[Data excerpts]

━━━━

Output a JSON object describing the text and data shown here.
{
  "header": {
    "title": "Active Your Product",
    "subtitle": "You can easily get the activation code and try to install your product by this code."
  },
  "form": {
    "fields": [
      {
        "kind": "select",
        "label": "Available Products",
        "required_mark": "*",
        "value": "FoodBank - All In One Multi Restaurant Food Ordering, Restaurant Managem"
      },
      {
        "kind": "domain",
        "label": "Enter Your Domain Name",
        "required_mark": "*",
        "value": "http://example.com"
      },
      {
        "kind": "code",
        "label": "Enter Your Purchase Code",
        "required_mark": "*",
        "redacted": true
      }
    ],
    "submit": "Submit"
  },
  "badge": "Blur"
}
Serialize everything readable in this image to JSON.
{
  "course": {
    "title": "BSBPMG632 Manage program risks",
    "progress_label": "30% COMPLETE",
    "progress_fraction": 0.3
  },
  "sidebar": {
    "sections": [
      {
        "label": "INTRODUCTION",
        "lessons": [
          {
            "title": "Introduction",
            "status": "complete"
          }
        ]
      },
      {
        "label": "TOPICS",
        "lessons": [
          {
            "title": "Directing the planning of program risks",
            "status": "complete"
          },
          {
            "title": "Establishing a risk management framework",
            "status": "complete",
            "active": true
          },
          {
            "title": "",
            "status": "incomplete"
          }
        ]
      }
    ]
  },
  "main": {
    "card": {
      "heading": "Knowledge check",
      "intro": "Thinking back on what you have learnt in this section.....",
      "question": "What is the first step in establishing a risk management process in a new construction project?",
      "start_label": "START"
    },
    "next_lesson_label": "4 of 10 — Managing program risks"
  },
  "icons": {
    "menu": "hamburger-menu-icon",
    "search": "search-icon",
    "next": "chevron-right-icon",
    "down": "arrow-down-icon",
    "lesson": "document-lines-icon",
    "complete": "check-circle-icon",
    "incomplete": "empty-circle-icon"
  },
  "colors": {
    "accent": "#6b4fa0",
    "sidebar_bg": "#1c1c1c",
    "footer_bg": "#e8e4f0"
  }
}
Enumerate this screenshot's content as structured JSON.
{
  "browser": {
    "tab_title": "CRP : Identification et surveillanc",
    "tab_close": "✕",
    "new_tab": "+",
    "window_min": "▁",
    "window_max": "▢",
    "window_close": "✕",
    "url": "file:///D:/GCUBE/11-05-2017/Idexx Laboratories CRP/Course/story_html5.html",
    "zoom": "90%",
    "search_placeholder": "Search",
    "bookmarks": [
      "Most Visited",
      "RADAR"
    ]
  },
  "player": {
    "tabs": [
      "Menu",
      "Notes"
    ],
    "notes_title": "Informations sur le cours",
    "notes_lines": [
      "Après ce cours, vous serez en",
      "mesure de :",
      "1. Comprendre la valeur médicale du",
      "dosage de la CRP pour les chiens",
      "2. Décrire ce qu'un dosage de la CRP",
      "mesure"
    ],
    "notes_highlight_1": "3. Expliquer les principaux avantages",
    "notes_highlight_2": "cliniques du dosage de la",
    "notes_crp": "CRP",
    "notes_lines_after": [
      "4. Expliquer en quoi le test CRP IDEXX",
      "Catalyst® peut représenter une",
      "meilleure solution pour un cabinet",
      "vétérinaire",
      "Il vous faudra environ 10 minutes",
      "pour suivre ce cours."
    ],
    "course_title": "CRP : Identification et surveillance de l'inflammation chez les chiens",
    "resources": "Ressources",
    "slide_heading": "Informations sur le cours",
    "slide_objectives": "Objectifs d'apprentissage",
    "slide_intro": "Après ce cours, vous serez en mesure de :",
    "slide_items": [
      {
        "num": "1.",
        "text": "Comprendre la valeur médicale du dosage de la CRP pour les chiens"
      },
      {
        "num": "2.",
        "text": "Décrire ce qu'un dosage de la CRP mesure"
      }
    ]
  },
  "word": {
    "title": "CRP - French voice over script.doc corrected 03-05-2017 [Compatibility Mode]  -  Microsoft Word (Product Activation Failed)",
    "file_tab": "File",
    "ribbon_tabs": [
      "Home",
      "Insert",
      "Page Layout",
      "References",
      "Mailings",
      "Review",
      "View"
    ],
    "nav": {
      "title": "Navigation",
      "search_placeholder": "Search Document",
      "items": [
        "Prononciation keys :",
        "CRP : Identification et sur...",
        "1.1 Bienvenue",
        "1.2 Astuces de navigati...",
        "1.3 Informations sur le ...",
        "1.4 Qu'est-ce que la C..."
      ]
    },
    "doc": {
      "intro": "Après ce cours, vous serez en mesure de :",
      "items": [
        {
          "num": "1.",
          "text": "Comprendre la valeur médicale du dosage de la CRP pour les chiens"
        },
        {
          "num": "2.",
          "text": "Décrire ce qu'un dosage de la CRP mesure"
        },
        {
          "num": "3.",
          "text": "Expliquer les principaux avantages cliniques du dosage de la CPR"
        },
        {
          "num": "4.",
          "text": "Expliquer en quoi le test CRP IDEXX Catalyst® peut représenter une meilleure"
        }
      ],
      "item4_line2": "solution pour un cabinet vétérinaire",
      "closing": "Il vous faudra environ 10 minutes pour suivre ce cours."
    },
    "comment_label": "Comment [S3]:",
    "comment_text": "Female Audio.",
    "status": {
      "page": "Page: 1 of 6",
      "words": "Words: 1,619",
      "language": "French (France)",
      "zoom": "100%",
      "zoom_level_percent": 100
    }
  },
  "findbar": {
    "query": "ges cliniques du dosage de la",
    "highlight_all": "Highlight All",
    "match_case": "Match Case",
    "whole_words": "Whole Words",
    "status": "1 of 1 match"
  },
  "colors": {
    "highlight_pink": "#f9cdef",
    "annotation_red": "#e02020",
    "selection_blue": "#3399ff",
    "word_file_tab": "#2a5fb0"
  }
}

━━━━

→ **WRITTEN TASK**: Report how many lines of the preceding records include "cliniques". Output the number only.

→ **COMPLETED TASK**: 3